STORED ROWS:
★ ★ ★ ★ ★

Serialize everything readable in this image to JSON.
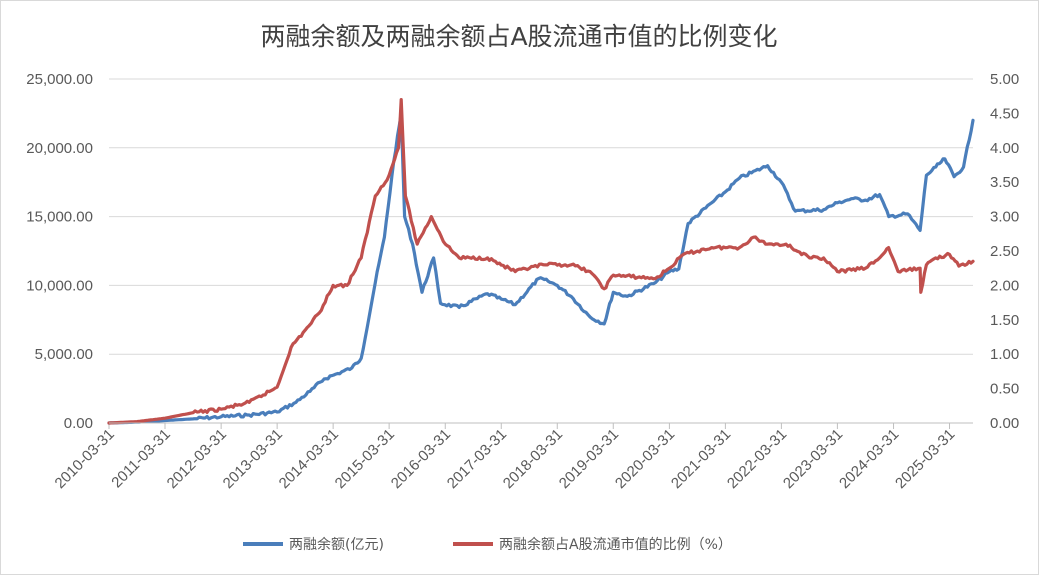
{
  "chart_data": {
    "type": "line",
    "title": "两融余额及两融余额占A股流通市值的比例变化",
    "x_tick_labels": [
      "2010-03-31",
      "2011-03-31",
      "2012-03-31",
      "2013-03-31",
      "2014-03-31",
      "2015-03-31",
      "2016-03-31",
      "2017-03-31",
      "2018-03-31",
      "2019-03-31",
      "2020-03-31",
      "2021-03-31",
      "2022-03-31",
      "2023-03-31",
      "2024-03-31",
      "2025-03-31"
    ],
    "x_range": [
      "2010-03-31",
      "2025-08-31"
    ],
    "y_left": {
      "range": [
        0,
        25000
      ],
      "ticks": [
        "0.00",
        "5,000.00",
        "10,000.00",
        "15,000.00",
        "20,000.00",
        "25,000.00"
      ]
    },
    "y_right": {
      "range": [
        0,
        5
      ],
      "ticks": [
        "0.00",
        "0.50",
        "1.00",
        "1.50",
        "2.00",
        "2.50",
        "3.00",
        "3.50",
        "4.00",
        "4.50",
        "5.00"
      ]
    },
    "grid": "horizontal",
    "legend_position": "bottom",
    "series": [
      {
        "name": "两融余额(亿元)",
        "axis": "left",
        "color": "#4a7ebb",
        "points": [
          [
            "2010-03-31",
            0
          ],
          [
            "2010-09-30",
            60
          ],
          [
            "2011-03-31",
            180
          ],
          [
            "2011-09-30",
            300
          ],
          [
            "2012-03-31",
            450
          ],
          [
            "2012-09-30",
            580
          ],
          [
            "2013-03-31",
            800
          ],
          [
            "2013-07-31",
            1500
          ],
          [
            "2013-10-31",
            2300
          ],
          [
            "2014-01-31",
            3200
          ],
          [
            "2014-04-30",
            3600
          ],
          [
            "2014-07-31",
            4000
          ],
          [
            "2014-09-30",
            4700
          ],
          [
            "2014-12-31",
            10200
          ],
          [
            "2015-02-28",
            13500
          ],
          [
            "2015-04-30",
            19000
          ],
          [
            "2015-06-18",
            22500
          ],
          [
            "2015-07-10",
            15000
          ],
          [
            "2015-08-31",
            13000
          ],
          [
            "2015-10-31",
            9500
          ],
          [
            "2016-01-15",
            12000
          ],
          [
            "2016-02-29",
            8700
          ],
          [
            "2016-06-30",
            8400
          ],
          [
            "2016-12-31",
            9400
          ],
          [
            "2017-03-31",
            9000
          ],
          [
            "2017-06-30",
            8600
          ],
          [
            "2017-11-30",
            10500
          ],
          [
            "2018-01-31",
            10300
          ],
          [
            "2018-03-31",
            10000
          ],
          [
            "2018-06-30",
            9200
          ],
          [
            "2018-10-31",
            7700
          ],
          [
            "2019-01-31",
            7200
          ],
          [
            "2019-03-31",
            9500
          ],
          [
            "2019-06-30",
            9200
          ],
          [
            "2019-12-31",
            10200
          ],
          [
            "2020-03-31",
            11000
          ],
          [
            "2020-05-31",
            11200
          ],
          [
            "2020-07-31",
            14500
          ],
          [
            "2020-12-31",
            16000
          ],
          [
            "2021-03-31",
            16800
          ],
          [
            "2021-06-30",
            17800
          ],
          [
            "2021-12-31",
            18700
          ],
          [
            "2022-03-31",
            17500
          ],
          [
            "2022-06-30",
            15400
          ],
          [
            "2022-12-31",
            15500
          ],
          [
            "2023-03-31",
            16000
          ],
          [
            "2023-06-30",
            16300
          ],
          [
            "2023-09-30",
            16200
          ],
          [
            "2023-12-31",
            16600
          ],
          [
            "2024-02-29",
            15000
          ],
          [
            "2024-06-30",
            15200
          ],
          [
            "2024-09-20",
            14000
          ],
          [
            "2024-10-31",
            18000
          ],
          [
            "2024-12-31",
            18600
          ],
          [
            "2025-02-28",
            19200
          ],
          [
            "2025-04-30",
            17900
          ],
          [
            "2025-06-30",
            18600
          ],
          [
            "2025-08-31",
            22000
          ]
        ]
      },
      {
        "name": "两融余额占A股流通市值的比例（%）",
        "axis": "right",
        "color": "#c0504d",
        "points": [
          [
            "2010-03-31",
            0.0
          ],
          [
            "2010-09-30",
            0.02
          ],
          [
            "2011-03-31",
            0.07
          ],
          [
            "2011-09-30",
            0.15
          ],
          [
            "2012-03-31",
            0.2
          ],
          [
            "2012-09-30",
            0.3
          ],
          [
            "2013-03-31",
            0.52
          ],
          [
            "2013-06-30",
            1.1
          ],
          [
            "2013-09-30",
            1.35
          ],
          [
            "2013-12-31",
            1.6
          ],
          [
            "2014-03-31",
            2.0
          ],
          [
            "2014-06-30",
            2.0
          ],
          [
            "2014-09-30",
            2.4
          ],
          [
            "2014-12-31",
            3.3
          ],
          [
            "2015-03-31",
            3.6
          ],
          [
            "2015-05-31",
            4.0
          ],
          [
            "2015-06-18",
            4.7
          ],
          [
            "2015-07-15",
            3.3
          ],
          [
            "2015-09-30",
            2.6
          ],
          [
            "2015-12-31",
            3.0
          ],
          [
            "2016-03-31",
            2.6
          ],
          [
            "2016-06-30",
            2.4
          ],
          [
            "2016-12-31",
            2.4
          ],
          [
            "2017-06-30",
            2.2
          ],
          [
            "2017-12-31",
            2.3
          ],
          [
            "2018-06-30",
            2.3
          ],
          [
            "2018-10-31",
            2.2
          ],
          [
            "2019-01-31",
            1.95
          ],
          [
            "2019-03-31",
            2.15
          ],
          [
            "2019-12-31",
            2.1
          ],
          [
            "2020-03-31",
            2.25
          ],
          [
            "2020-06-30",
            2.45
          ],
          [
            "2020-12-31",
            2.55
          ],
          [
            "2021-06-30",
            2.55
          ],
          [
            "2021-09-30",
            2.7
          ],
          [
            "2021-12-31",
            2.6
          ],
          [
            "2022-04-30",
            2.6
          ],
          [
            "2022-09-30",
            2.4
          ],
          [
            "2022-12-31",
            2.4
          ],
          [
            "2023-03-31",
            2.2
          ],
          [
            "2023-09-30",
            2.25
          ],
          [
            "2023-12-31",
            2.4
          ],
          [
            "2024-02-28",
            2.55
          ],
          [
            "2024-04-30",
            2.2
          ],
          [
            "2024-09-20",
            2.25
          ],
          [
            "2024-09-25",
            1.9
          ],
          [
            "2024-10-31",
            2.3
          ],
          [
            "2024-12-31",
            2.4
          ],
          [
            "2025-03-31",
            2.45
          ],
          [
            "2025-05-31",
            2.28
          ],
          [
            "2025-08-31",
            2.35
          ]
        ]
      }
    ]
  }
}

★ ★ ★ ★ ★

EXERCISE DETAILS: Repeat each entry precisely as it appears. Leave the pictures out.

EXERCISE RESULT:
Serialize everything readable in this image to JSON.
{
  "chart_data": {
    "type": "line",
    "title": "两融余额及两融余额占A股流通市值的比例变化",
    "x_tick_labels": [
      "2010-03-31",
      "2011-03-31",
      "2012-03-31",
      "2013-03-31",
      "2014-03-31",
      "2015-03-31",
      "2016-03-31",
      "2017-03-31",
      "2018-03-31",
      "2019-03-31",
      "2020-03-31",
      "2021-03-31",
      "2022-03-31",
      "2023-03-31",
      "2024-03-31",
      "2025-03-31"
    ],
    "x_range": [
      "2010-03-31",
      "2025-08-31"
    ],
    "y_left": {
      "range": [
        0,
        25000
      ],
      "ticks": [
        "0.00",
        "5,000.00",
        "10,000.00",
        "15,000.00",
        "20,000.00",
        "25,000.00"
      ]
    },
    "y_right": {
      "range": [
        0,
        5
      ],
      "ticks": [
        "0.00",
        "0.50",
        "1.00",
        "1.50",
        "2.00",
        "2.50",
        "3.00",
        "3.50",
        "4.00",
        "4.50",
        "5.00"
      ]
    },
    "grid": "horizontal",
    "legend_position": "bottom",
    "series": [
      {
        "name": "两融余额(亿元)",
        "axis": "left",
        "color": "#4a7ebb",
        "points": [
          [
            "2010-03-31",
            0
          ],
          [
            "2010-09-30",
            60
          ],
          [
            "2011-03-31",
            180
          ],
          [
            "2011-09-30",
            300
          ],
          [
            "2012-03-31",
            450
          ],
          [
            "2012-09-30",
            580
          ],
          [
            "2013-03-31",
            800
          ],
          [
            "2013-07-31",
            1500
          ],
          [
            "2013-10-31",
            2300
          ],
          [
            "2014-01-31",
            3200
          ],
          [
            "2014-04-30",
            3600
          ],
          [
            "2014-07-31",
            4000
          ],
          [
            "2014-09-30",
            4700
          ],
          [
            "2014-12-31",
            10200
          ],
          [
            "2015-02-28",
            13500
          ],
          [
            "2015-04-30",
            19000
          ],
          [
            "2015-06-18",
            22500
          ],
          [
            "2015-07-10",
            15000
          ],
          [
            "2015-08-31",
            13000
          ],
          [
            "2015-10-31",
            9500
          ],
          [
            "2016-01-15",
            12000
          ],
          [
            "2016-02-29",
            8700
          ],
          [
            "2016-06-30",
            8400
          ],
          [
            "2016-12-31",
            9400
          ],
          [
            "2017-03-31",
            9000
          ],
          [
            "2017-06-30",
            8600
          ],
          [
            "2017-11-30",
            10500
          ],
          [
            "2018-01-31",
            10300
          ],
          [
            "2018-03-31",
            10000
          ],
          [
            "2018-06-30",
            9200
          ],
          [
            "2018-10-31",
            7700
          ],
          [
            "2019-01-31",
            7200
          ],
          [
            "2019-03-31",
            9500
          ],
          [
            "2019-06-30",
            9200
          ],
          [
            "2019-12-31",
            10200
          ],
          [
            "2020-03-31",
            11000
          ],
          [
            "2020-05-31",
            11200
          ],
          [
            "2020-07-31",
            14500
          ],
          [
            "2020-12-31",
            16000
          ],
          [
            "2021-03-31",
            16800
          ],
          [
            "2021-06-30",
            17800
          ],
          [
            "2021-12-31",
            18700
          ],
          [
            "2022-03-31",
            17500
          ],
          [
            "2022-06-30",
            15400
          ],
          [
            "2022-12-31",
            15500
          ],
          [
            "2023-03-31",
            16000
          ],
          [
            "2023-06-30",
            16300
          ],
          [
            "2023-09-30",
            16200
          ],
          [
            "2023-12-31",
            16600
          ],
          [
            "2024-02-29",
            15000
          ],
          [
            "2024-06-30",
            15200
          ],
          [
            "2024-09-20",
            14000
          ],
          [
            "2024-10-31",
            18000
          ],
          [
            "2024-12-31",
            18600
          ],
          [
            "2025-02-28",
            19200
          ],
          [
            "2025-04-30",
            17900
          ],
          [
            "2025-06-30",
            18600
          ],
          [
            "2025-08-31",
            22000
          ]
        ]
      },
      {
        "name": "两融余额占A股流通市值的比例（%）",
        "axis": "right",
        "color": "#c0504d",
        "points": [
          [
            "2010-03-31",
            0.0
          ],
          [
            "2010-09-30",
            0.02
          ],
          [
            "2011-03-31",
            0.07
          ],
          [
            "2011-09-30",
            0.15
          ],
          [
            "2012-03-31",
            0.2
          ],
          [
            "2012-09-30",
            0.3
          ],
          [
            "2013-03-31",
            0.52
          ],
          [
            "2013-06-30",
            1.1
          ],
          [
            "2013-09-30",
            1.35
          ],
          [
            "2013-12-31",
            1.6
          ],
          [
            "2014-03-31",
            2.0
          ],
          [
            "2014-06-30",
            2.0
          ],
          [
            "2014-09-30",
            2.4
          ],
          [
            "2014-12-31",
            3.3
          ],
          [
            "2015-03-31",
            3.6
          ],
          [
            "2015-05-31",
            4.0
          ],
          [
            "2015-06-18",
            4.7
          ],
          [
            "2015-07-15",
            3.3
          ],
          [
            "2015-09-30",
            2.6
          ],
          [
            "2015-12-31",
            3.0
          ],
          [
            "2016-03-31",
            2.6
          ],
          [
            "2016-06-30",
            2.4
          ],
          [
            "2016-12-31",
            2.4
          ],
          [
            "2017-06-30",
            2.2
          ],
          [
            "2017-12-31",
            2.3
          ],
          [
            "2018-06-30",
            2.3
          ],
          [
            "2018-10-31",
            2.2
          ],
          [
            "2019-01-31",
            1.95
          ],
          [
            "2019-03-31",
            2.15
          ],
          [
            "2019-12-31",
            2.1
          ],
          [
            "2020-03-31",
            2.25
          ],
          [
            "2020-06-30",
            2.45
          ],
          [
            "2020-12-31",
            2.55
          ],
          [
            "2021-06-30",
            2.55
          ],
          [
            "2021-09-30",
            2.7
          ],
          [
            "2021-12-31",
            2.6
          ],
          [
            "2022-04-30",
            2.6
          ],
          [
            "2022-09-30",
            2.4
          ],
          [
            "2022-12-31",
            2.4
          ],
          [
            "2023-03-31",
            2.2
          ],
          [
            "2023-09-30",
            2.25
          ],
          [
            "2023-12-31",
            2.4
          ],
          [
            "2024-02-28",
            2.55
          ],
          [
            "2024-04-30",
            2.2
          ],
          [
            "2024-09-20",
            2.25
          ],
          [
            "2024-09-25",
            1.9
          ],
          [
            "2024-10-31",
            2.3
          ],
          [
            "2024-12-31",
            2.4
          ],
          [
            "2025-03-31",
            2.45
          ],
          [
            "2025-05-31",
            2.28
          ],
          [
            "2025-08-31",
            2.35
          ]
        ]
      }
    ]
  }
}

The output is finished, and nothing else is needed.